> [DATASET EXTRACT]
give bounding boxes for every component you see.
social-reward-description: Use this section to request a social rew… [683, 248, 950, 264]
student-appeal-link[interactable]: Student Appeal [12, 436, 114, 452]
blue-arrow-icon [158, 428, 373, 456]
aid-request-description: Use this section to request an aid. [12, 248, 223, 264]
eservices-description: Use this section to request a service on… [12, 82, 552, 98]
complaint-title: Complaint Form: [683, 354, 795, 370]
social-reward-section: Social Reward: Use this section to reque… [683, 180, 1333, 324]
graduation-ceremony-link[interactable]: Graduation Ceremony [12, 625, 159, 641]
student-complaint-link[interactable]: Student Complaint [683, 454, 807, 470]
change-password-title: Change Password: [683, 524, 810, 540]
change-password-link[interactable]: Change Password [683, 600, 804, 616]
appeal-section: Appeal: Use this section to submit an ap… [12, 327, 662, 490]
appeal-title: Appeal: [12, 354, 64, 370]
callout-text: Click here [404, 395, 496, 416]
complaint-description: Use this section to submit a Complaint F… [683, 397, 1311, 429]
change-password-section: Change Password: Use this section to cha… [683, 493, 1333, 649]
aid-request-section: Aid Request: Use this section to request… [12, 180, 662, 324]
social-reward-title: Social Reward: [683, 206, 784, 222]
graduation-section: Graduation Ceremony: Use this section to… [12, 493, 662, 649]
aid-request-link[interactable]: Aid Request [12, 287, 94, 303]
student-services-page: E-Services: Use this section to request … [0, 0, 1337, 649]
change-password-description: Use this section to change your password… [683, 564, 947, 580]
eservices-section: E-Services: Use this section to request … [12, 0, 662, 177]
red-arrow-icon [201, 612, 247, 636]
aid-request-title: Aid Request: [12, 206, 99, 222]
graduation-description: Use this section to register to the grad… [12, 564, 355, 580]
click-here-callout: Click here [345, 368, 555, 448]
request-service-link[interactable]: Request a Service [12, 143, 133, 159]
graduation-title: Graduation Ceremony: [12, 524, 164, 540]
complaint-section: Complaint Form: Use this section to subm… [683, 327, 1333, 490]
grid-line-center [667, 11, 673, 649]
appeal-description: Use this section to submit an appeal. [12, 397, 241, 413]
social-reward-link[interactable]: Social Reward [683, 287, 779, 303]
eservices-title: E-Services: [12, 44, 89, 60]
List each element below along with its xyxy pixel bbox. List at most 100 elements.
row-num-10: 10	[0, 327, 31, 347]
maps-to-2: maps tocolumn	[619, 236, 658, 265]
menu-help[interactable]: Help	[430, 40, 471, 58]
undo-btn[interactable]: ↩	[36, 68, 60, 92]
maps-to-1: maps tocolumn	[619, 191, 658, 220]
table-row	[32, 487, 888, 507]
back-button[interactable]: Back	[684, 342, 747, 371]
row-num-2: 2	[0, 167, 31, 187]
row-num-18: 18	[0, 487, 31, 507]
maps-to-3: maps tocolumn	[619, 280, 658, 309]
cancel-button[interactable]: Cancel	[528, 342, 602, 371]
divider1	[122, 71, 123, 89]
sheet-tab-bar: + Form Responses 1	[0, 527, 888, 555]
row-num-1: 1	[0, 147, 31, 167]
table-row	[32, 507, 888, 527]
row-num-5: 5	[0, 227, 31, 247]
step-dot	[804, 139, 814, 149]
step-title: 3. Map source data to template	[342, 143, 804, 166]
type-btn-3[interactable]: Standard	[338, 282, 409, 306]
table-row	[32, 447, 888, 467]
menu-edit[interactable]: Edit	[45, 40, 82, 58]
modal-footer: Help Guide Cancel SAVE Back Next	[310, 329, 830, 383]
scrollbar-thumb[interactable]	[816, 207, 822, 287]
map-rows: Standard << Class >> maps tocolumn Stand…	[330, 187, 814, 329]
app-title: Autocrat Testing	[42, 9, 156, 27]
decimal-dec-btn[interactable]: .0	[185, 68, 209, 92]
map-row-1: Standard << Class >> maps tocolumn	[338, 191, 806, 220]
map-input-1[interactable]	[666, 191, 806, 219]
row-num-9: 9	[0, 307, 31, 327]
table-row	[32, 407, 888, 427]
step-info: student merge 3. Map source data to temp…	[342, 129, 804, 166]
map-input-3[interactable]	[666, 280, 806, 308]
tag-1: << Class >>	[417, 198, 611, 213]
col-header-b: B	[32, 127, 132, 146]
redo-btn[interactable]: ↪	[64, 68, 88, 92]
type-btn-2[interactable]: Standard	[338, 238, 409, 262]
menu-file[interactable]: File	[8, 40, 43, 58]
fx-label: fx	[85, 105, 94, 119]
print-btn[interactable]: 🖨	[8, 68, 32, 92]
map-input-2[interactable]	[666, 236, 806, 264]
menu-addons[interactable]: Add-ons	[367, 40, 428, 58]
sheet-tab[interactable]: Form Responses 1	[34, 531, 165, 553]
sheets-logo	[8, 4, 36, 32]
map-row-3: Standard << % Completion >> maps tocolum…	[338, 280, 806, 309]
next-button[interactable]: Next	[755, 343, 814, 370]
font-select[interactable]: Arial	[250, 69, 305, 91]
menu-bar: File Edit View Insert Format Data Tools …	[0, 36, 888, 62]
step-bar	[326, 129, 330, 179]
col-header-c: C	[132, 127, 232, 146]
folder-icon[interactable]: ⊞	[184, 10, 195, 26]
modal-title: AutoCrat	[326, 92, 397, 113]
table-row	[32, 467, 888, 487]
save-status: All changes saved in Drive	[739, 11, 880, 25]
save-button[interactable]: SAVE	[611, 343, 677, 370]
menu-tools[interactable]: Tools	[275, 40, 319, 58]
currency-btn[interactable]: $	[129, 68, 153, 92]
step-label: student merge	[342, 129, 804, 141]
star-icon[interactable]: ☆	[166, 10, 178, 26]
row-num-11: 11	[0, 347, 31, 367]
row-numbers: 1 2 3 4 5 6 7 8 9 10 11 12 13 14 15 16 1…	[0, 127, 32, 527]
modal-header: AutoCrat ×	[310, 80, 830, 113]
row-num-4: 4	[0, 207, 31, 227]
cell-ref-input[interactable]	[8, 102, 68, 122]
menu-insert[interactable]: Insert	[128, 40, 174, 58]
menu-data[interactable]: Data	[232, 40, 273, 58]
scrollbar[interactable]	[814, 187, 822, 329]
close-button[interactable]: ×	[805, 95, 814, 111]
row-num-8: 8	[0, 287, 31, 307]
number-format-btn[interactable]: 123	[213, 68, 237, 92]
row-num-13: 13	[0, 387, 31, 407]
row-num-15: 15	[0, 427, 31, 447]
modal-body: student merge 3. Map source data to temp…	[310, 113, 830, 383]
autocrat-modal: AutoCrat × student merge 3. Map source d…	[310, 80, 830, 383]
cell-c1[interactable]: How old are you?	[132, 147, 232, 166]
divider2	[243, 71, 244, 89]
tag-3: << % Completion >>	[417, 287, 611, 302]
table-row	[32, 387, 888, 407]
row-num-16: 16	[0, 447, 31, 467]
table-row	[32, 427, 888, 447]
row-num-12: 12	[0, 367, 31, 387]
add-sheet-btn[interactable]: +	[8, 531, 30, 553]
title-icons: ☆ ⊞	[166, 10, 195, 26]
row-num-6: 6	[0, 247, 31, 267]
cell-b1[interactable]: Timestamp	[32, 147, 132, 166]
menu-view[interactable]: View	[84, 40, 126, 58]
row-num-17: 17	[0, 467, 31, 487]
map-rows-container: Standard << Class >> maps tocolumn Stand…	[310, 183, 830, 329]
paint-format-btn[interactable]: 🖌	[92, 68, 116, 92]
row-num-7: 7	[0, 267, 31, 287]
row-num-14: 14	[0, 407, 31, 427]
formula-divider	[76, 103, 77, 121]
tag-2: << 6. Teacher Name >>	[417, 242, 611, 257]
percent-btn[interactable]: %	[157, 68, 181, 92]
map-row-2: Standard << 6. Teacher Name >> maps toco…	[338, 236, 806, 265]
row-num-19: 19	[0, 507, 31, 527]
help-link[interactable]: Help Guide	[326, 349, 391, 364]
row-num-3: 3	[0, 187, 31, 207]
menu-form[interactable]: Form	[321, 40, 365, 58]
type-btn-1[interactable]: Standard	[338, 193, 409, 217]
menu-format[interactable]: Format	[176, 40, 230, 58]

> [PROBLEM] Reproduce the material word for word, starting with its first line and ending with the line that contains "complaint-section: Complaint Form: Use". Include both of those lines.

> [SOLUTION FOR THIS PROBLEM]
give bounding boxes for every component you see.
social-reward-description: Use this section to request a social rew… [683, 248, 950, 264]
student-appeal-link[interactable]: Student Appeal [12, 436, 114, 452]
blue-arrow-icon [158, 428, 373, 456]
aid-request-description: Use this section to request an aid. [12, 248, 223, 264]
eservices-description: Use this section to request a service on… [12, 82, 552, 98]
complaint-title: Complaint Form: [683, 354, 795, 370]
social-reward-section: Social Reward: Use this section to reque… [683, 180, 1333, 324]
graduation-ceremony-link[interactable]: Graduation Ceremony [12, 625, 159, 641]
student-complaint-link[interactable]: Student Complaint [683, 454, 807, 470]
change-password-title: Change Password: [683, 524, 810, 540]
change-password-link[interactable]: Change Password [683, 600, 804, 616]
appeal-section: Appeal: Use this section to submit an ap… [12, 327, 662, 490]
appeal-title: Appeal: [12, 354, 64, 370]
callout-text: Click here [404, 395, 496, 416]
complaint-description: Use this section to submit a Complaint F… [683, 397, 1311, 429]
change-password-section: Change Password: Use this section to cha… [683, 493, 1333, 649]
aid-request-section: Aid Request: Use this section to request… [12, 180, 662, 324]
social-reward-title: Social Reward: [683, 206, 784, 222]
graduation-section: Graduation Ceremony: Use this section to… [12, 493, 662, 649]
aid-request-link[interactable]: Aid Request [12, 287, 94, 303]
student-services-page: E-Services: Use this section to request … [0, 0, 1337, 649]
change-password-description: Use this section to change your password… [683, 564, 947, 580]
eservices-section: E-Services: Use this section to request … [12, 0, 662, 177]
red-arrow-icon [201, 612, 247, 636]
aid-request-title: Aid Request: [12, 206, 99, 222]
graduation-description: Use this section to register to the grad… [12, 564, 355, 580]
click-here-callout: Click here [345, 368, 555, 448]
request-service-link[interactable]: Request a Service [12, 143, 133, 159]
graduation-title: Graduation Ceremony: [12, 524, 164, 540]
complaint-section: Complaint Form: Use this section to subm… [683, 327, 1333, 490]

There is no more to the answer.